_THE TASK_. Every record below should be transcribed exactly. Omit the images.

_RAW DATA_.
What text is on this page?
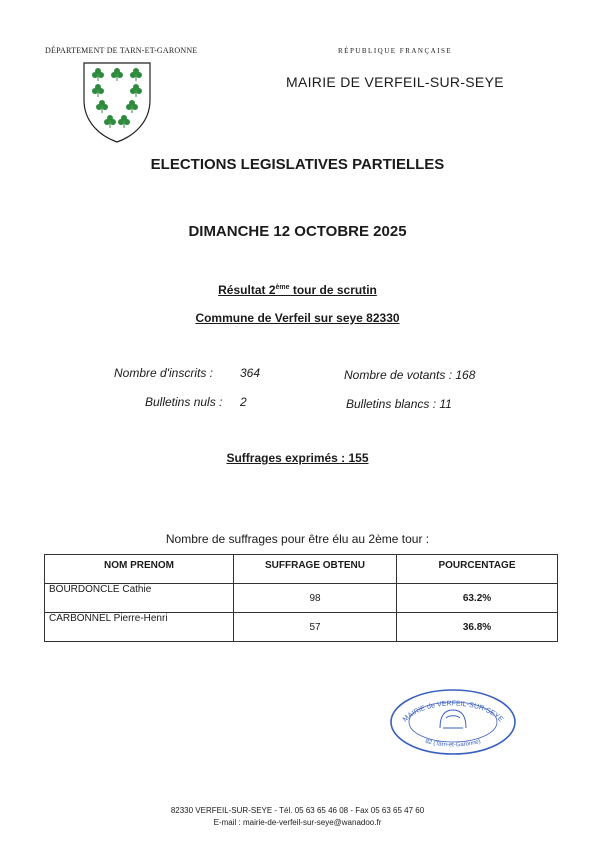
DÉPARTEMENT DE TARN-ET-GARONNE	RÉPUBLIQUE FRANÇAISE
MAIRIE DE VERFEIL-SUR-SEYE
ELECTIONS LEGISLATIVES PARTIELLES
DIMANCHE 12 OCTOBRE 2025
Résultat 2ème tour de scrutin
Commune de Verfeil sur seye 82330
Nombre d'inscrits : 364	Nombre de votants : 168
Bulletins nuls : 2	Bulletins blancs : 11
Suffrages exprimés : 155
Nombre de suffrages pour être élu au 2ème tour :
NOM PRENOM	SUFFRAGE OBTENU	POURCENTAGE
BOURDONCLE Cathie	98	63.2%
CARBONNEL Pierre-Henri	57	36.8%
MAIRIE de VERFEIL-SUR-SEYE
82 (Tarn-et-Garonne)
82330 VERFEIL-SUR-SEYE - Tél. 05 63 65 46 08 - Fax 05 63 65 47 60
E-mail : mairie-de-verfeil-sur-seye@wanadoo.fr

_THE OUTPUT_.
What text is on this page?
DÉPARTEMENT DE TARN-ET-GARONNE	RÉPUBLIQUE FRANÇAISE
MAIRIE DE VERFEIL-SUR-SEYE
ELECTIONS LEGISLATIVES PARTIELLES
DIMANCHE 12 OCTOBRE 2025
Résultat 2ème tour de scrutin
Commune de Verfeil sur seye 82330
Nombre d'inscrits : 364	Nombre de votants : 168
Bulletins nuls : 2	Bulletins blancs : 11
Suffrages exprimés : 155
Nombre de suffrages pour être élu au 2ème tour :
NOM PRENOM	SUFFRAGE OBTENU	POURCENTAGE
BOURDONCLE Cathie	98	63.2%
CARBONNEL Pierre-Henri	57	36.8%
MAIRIE de VERFEIL-SUR-SEYE
82 (Tarn-et-Garonne)
82330 VERFEIL-SUR-SEYE - Tél. 05 63 65 46 08 - Fax 05 63 65 47 60
E-mail : mairie-de-verfeil-sur-seye@wanadoo.fr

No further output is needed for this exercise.